▽
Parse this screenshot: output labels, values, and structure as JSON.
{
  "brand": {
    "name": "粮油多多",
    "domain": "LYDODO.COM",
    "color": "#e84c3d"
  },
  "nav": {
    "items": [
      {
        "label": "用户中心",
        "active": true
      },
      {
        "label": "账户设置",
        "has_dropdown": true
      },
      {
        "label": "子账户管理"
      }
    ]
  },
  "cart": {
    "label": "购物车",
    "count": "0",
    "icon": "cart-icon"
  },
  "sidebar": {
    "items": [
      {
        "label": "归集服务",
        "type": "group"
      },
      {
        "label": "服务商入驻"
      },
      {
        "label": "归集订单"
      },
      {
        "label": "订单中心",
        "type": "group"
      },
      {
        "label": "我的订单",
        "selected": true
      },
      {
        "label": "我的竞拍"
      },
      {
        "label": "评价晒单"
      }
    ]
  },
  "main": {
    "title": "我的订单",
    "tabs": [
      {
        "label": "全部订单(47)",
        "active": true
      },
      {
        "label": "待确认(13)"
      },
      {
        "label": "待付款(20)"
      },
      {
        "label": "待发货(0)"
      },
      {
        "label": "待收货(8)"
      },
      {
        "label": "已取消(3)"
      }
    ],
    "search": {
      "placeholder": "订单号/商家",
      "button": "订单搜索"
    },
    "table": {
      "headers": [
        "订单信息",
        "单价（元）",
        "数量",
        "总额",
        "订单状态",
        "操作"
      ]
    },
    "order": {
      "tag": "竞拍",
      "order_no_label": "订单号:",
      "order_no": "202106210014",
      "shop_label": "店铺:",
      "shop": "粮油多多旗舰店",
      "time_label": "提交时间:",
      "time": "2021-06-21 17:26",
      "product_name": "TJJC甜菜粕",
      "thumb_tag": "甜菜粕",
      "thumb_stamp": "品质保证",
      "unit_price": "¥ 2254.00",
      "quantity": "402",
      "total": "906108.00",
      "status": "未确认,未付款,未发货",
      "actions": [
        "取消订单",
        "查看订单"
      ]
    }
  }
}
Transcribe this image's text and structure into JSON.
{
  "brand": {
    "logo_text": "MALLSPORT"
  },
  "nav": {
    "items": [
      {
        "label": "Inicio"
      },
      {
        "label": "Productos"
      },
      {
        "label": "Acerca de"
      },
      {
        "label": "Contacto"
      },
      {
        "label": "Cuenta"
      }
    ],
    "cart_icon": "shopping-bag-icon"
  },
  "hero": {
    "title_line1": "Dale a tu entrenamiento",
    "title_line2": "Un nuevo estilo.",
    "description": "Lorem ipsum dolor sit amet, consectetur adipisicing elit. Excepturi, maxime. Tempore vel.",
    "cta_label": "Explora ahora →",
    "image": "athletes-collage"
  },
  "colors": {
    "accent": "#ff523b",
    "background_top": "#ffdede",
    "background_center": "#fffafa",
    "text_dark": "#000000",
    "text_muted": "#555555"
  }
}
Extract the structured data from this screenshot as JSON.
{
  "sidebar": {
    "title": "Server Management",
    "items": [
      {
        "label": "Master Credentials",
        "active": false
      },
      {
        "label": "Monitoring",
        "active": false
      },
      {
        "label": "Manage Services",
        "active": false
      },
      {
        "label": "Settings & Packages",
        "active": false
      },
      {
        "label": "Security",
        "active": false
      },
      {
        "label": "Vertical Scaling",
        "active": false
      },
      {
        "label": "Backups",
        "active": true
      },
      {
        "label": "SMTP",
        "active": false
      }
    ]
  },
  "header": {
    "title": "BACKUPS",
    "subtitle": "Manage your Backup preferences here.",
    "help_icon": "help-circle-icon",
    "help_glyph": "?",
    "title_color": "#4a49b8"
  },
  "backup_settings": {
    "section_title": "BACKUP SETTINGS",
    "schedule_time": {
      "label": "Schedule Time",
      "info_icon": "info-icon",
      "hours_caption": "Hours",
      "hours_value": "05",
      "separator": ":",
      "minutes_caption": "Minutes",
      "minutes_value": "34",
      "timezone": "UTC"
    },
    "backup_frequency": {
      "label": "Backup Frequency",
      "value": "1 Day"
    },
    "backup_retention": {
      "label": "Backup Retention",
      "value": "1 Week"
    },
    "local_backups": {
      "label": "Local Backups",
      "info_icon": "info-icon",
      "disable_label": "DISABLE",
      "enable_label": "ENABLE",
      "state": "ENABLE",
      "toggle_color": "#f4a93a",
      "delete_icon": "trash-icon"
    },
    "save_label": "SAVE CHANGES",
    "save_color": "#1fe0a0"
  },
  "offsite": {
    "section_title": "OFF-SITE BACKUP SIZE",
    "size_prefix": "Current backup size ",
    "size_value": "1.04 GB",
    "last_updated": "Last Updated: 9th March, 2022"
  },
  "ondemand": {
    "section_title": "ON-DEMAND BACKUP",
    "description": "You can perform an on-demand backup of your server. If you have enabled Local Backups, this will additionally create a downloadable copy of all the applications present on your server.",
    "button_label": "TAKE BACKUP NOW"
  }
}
△
## TASK
Transcribe the whole listing with nothing added or left out.

## EXERCISE RESPONSE
Parse this screenshot: output labels, values, and structure as JSON.
{
  "brand": {
    "name": "粮油多多",
    "domain": "LYDODO.COM",
    "color": "#e84c3d"
  },
  "nav": {
    "items": [
      {
        "label": "用户中心",
        "active": true
      },
      {
        "label": "账户设置",
        "has_dropdown": true
      },
      {
        "label": "子账户管理"
      }
    ]
  },
  "cart": {
    "label": "购物车",
    "count": "0",
    "icon": "cart-icon"
  },
  "sidebar": {
    "items": [
      {
        "label": "归集服务",
        "type": "group"
      },
      {
        "label": "服务商入驻"
      },
      {
        "label": "归集订单"
      },
      {
        "label": "订单中心",
        "type": "group"
      },
      {
        "label": "我的订单",
        "selected": true
      },
      {
        "label": "我的竞拍"
      },
      {
        "label": "评价晒单"
      }
    ]
  },
  "main": {
    "title": "我的订单",
    "tabs": [
      {
        "label": "全部订单(47)",
        "active": true
      },
      {
        "label": "待确认(13)"
      },
      {
        "label": "待付款(20)"
      },
      {
        "label": "待发货(0)"
      },
      {
        "label": "待收货(8)"
      },
      {
        "label": "已取消(3)"
      }
    ],
    "search": {
      "placeholder": "订单号/商家",
      "button": "订单搜索"
    },
    "table": {
      "headers": [
        "订单信息",
        "单价（元）",
        "数量",
        "总额",
        "订单状态",
        "操作"
      ]
    },
    "order": {
      "tag": "竞拍",
      "order_no_label": "订单号:",
      "order_no": "202106210014",
      "shop_label": "店铺:",
      "shop": "粮油多多旗舰店",
      "time_label": "提交时间:",
      "time": "2021-06-21 17:26",
      "product_name": "TJJC甜菜粕",
      "thumb_tag": "甜菜粕",
      "thumb_stamp": "品质保证",
      "unit_price": "¥ 2254.00",
      "quantity": "402",
      "total": "906108.00",
      "status": "未确认,未付款,未发货",
      "actions": [
        "取消订单",
        "查看订单"
      ]
    }
  }
}
Transcribe this image's text and structure into JSON.
{
  "brand": {
    "logo_text": "MALLSPORT"
  },
  "nav": {
    "items": [
      {
        "label": "Inicio"
      },
      {
        "label": "Productos"
      },
      {
        "label": "Acerca de"
      },
      {
        "label": "Contacto"
      },
      {
        "label": "Cuenta"
      }
    ],
    "cart_icon": "shopping-bag-icon"
  },
  "hero": {
    "title_line1": "Dale a tu entrenamiento",
    "title_line2": "Un nuevo estilo.",
    "description": "Lorem ipsum dolor sit amet, consectetur adipisicing elit. Excepturi, maxime. Tempore vel.",
    "cta_label": "Explora ahora →",
    "image": "athletes-collage"
  },
  "colors": {
    "accent": "#ff523b",
    "background_top": "#ffdede",
    "background_center": "#fffafa",
    "text_dark": "#000000",
    "text_muted": "#555555"
  }
}
Extract the structured data from this screenshot as JSON.
{
  "sidebar": {
    "title": "Server Management",
    "items": [
      {
        "label": "Master Credentials",
        "active": false
      },
      {
        "label": "Monitoring",
        "active": false
      },
      {
        "label": "Manage Services",
        "active": false
      },
      {
        "label": "Settings & Packages",
        "active": false
      },
      {
        "label": "Security",
        "active": false
      },
      {
        "label": "Vertical Scaling",
        "active": false
      },
      {
        "label": "Backups",
        "active": true
      },
      {
        "label": "SMTP",
        "active": false
      }
    ]
  },
  "header": {
    "title": "BACKUPS",
    "subtitle": "Manage your Backup preferences here.",
    "help_icon": "help-circle-icon",
    "help_glyph": "?",
    "title_color": "#4a49b8"
  },
  "backup_settings": {
    "section_title": "BACKUP SETTINGS",
    "schedule_time": {
      "label": "Schedule Time",
      "info_icon": "info-icon",
      "hours_caption": "Hours",
      "hours_value": "05",
      "separator": ":",
      "minutes_caption": "Minutes",
      "minutes_value": "34",
      "timezone": "UTC"
    },
    "backup_frequency": {
      "label": "Backup Frequency",
      "value": "1 Day"
    },
    "backup_retention": {
      "label": "Backup Retention",
      "value": "1 Week"
    },
    "local_backups": {
      "label": "Local Backups",
      "info_icon": "info-icon",
      "disable_label": "DISABLE",
      "enable_label": "ENABLE",
      "state": "ENABLE",
      "toggle_color": "#f4a93a",
      "delete_icon": "trash-icon"
    },
    "save_label": "SAVE CHANGES",
    "save_color": "#1fe0a0"
  },
  "offsite": {
    "section_title": "OFF-SITE BACKUP SIZE",
    "size_prefix": "Current backup size ",
    "size_value": "1.04 GB",
    "last_updated": "Last Updated: 9th March, 2022"
  },
  "ondemand": {
    "section_title": "ON-DEMAND BACKUP",
    "description": "You can perform an on-demand backup of your server. If you have enabled Local Backups, this will additionally create a downloadable copy of all the applications present on your server.",
    "button_label": "TAKE BACKUP NOW"
  }
}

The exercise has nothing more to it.